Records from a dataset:
** start **

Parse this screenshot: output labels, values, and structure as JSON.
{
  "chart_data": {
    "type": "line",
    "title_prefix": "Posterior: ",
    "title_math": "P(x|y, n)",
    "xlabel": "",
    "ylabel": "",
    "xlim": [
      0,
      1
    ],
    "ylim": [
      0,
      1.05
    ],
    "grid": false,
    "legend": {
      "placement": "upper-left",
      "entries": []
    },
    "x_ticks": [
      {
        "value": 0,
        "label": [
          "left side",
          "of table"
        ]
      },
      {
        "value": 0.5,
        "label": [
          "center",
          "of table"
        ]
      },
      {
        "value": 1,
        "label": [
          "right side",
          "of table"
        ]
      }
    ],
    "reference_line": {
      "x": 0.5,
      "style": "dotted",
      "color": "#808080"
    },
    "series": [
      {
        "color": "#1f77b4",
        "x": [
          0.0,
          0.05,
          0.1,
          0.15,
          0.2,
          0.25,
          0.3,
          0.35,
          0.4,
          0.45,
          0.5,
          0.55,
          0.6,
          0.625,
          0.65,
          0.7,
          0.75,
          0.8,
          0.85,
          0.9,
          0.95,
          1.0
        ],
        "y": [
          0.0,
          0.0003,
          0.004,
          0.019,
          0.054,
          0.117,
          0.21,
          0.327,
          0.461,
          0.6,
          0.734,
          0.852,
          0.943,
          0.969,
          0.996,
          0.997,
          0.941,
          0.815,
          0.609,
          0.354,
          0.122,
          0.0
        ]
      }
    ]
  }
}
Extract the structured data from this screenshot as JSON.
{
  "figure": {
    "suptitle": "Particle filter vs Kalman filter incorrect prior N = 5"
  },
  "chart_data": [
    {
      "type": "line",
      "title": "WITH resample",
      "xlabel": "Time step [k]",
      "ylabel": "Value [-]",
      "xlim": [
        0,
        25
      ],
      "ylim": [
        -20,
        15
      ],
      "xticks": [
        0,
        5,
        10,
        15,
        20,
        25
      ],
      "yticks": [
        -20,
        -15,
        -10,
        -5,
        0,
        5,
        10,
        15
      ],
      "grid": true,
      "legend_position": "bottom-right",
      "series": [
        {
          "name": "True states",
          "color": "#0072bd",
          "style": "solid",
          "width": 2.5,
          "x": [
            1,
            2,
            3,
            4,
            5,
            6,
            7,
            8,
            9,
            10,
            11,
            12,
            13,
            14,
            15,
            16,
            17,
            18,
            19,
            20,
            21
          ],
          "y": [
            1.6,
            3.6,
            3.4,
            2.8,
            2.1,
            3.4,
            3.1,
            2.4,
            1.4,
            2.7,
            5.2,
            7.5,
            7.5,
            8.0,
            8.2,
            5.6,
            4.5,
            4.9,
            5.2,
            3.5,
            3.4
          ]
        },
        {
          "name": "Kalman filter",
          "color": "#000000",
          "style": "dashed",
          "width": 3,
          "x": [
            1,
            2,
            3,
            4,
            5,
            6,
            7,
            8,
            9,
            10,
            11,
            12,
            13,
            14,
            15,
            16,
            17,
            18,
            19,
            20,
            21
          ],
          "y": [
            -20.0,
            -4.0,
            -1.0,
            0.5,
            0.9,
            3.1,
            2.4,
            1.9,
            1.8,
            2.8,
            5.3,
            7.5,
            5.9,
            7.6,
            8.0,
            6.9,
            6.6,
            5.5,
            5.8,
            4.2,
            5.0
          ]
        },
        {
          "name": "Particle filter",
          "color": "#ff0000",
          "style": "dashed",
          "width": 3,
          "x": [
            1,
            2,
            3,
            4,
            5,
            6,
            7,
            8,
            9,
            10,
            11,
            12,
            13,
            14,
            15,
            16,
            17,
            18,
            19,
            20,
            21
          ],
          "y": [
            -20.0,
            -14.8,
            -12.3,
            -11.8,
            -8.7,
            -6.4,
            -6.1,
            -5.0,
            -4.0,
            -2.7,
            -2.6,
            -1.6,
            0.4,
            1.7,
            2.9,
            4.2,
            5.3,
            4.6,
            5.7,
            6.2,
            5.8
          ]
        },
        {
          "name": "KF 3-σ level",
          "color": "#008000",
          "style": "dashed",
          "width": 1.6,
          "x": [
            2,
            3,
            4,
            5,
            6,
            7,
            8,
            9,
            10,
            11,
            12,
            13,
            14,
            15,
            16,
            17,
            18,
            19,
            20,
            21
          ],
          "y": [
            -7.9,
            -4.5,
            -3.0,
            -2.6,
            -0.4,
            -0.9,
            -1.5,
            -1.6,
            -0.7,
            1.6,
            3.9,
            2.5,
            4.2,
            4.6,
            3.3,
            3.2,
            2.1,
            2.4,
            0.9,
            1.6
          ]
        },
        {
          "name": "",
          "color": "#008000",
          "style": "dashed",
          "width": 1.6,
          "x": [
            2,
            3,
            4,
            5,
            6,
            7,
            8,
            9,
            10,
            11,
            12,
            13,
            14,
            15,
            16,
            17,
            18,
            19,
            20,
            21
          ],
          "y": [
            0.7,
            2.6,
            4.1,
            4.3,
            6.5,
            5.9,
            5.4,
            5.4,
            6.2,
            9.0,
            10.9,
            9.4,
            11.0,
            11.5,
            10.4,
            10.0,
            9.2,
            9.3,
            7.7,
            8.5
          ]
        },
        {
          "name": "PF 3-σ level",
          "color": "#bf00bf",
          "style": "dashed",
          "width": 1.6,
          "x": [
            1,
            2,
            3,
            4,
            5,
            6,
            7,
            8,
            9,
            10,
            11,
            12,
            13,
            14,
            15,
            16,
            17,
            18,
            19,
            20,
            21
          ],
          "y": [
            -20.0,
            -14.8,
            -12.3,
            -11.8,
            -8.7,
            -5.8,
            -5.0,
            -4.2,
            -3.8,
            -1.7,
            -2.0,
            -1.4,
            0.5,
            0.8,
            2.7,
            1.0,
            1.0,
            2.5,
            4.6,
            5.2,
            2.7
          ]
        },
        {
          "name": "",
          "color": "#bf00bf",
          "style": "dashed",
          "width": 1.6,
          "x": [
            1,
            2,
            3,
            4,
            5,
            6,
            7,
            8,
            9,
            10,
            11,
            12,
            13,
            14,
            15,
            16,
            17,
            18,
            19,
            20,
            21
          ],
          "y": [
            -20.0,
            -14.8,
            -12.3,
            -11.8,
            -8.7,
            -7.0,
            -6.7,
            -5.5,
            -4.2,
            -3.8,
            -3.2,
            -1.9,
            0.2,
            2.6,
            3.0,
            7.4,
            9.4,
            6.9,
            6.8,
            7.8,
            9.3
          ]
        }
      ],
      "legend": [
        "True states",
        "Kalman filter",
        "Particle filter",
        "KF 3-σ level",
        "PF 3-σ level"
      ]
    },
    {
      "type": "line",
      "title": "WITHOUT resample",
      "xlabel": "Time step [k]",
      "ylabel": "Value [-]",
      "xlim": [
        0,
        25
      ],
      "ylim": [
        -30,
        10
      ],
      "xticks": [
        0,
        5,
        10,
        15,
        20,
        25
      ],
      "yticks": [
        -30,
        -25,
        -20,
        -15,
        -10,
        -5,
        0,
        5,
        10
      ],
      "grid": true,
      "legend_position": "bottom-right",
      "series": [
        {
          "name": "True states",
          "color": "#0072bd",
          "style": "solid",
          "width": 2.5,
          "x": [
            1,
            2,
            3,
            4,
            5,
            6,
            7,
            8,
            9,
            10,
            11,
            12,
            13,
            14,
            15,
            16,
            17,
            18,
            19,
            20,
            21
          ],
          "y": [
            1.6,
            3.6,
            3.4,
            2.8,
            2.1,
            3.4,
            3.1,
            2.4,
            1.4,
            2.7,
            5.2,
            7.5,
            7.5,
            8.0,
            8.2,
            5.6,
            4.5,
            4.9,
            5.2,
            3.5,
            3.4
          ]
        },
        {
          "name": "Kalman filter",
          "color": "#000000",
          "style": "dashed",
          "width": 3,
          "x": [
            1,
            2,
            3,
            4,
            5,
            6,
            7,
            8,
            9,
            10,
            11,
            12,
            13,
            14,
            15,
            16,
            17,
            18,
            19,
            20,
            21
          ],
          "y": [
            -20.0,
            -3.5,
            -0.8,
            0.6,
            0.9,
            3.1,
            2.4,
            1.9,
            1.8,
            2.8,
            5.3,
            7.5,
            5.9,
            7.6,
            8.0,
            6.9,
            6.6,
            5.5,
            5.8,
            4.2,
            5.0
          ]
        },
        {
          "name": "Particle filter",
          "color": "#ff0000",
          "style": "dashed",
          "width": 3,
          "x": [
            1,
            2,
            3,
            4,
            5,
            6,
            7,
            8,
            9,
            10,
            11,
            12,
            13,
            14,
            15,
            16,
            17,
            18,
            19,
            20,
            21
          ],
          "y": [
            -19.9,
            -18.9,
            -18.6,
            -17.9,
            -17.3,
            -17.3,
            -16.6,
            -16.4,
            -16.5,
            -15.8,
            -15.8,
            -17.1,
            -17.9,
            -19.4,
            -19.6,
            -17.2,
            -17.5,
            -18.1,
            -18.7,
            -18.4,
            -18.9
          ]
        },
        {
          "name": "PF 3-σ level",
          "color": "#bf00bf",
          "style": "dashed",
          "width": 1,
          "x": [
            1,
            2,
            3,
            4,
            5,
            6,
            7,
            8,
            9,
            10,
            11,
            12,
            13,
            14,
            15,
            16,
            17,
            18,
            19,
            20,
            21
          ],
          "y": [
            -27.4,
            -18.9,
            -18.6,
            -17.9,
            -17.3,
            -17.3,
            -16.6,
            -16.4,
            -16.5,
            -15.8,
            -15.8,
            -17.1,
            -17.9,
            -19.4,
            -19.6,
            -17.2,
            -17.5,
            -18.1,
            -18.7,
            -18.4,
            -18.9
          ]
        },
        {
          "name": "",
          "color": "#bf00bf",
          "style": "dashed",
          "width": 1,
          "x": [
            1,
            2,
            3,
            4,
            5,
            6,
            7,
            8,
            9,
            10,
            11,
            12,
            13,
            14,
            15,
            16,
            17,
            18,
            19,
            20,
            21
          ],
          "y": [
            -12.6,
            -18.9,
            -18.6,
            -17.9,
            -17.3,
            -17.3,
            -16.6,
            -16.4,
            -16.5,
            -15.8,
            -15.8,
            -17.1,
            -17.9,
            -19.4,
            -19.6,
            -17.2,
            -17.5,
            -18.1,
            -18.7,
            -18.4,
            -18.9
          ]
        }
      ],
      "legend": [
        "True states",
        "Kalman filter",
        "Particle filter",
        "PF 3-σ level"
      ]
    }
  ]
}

** end **

▶ _TASK DIRECTIONS_
Scan the records above and report how many lines include the word "resample", without any other text.

▶ _SOLUTION_
2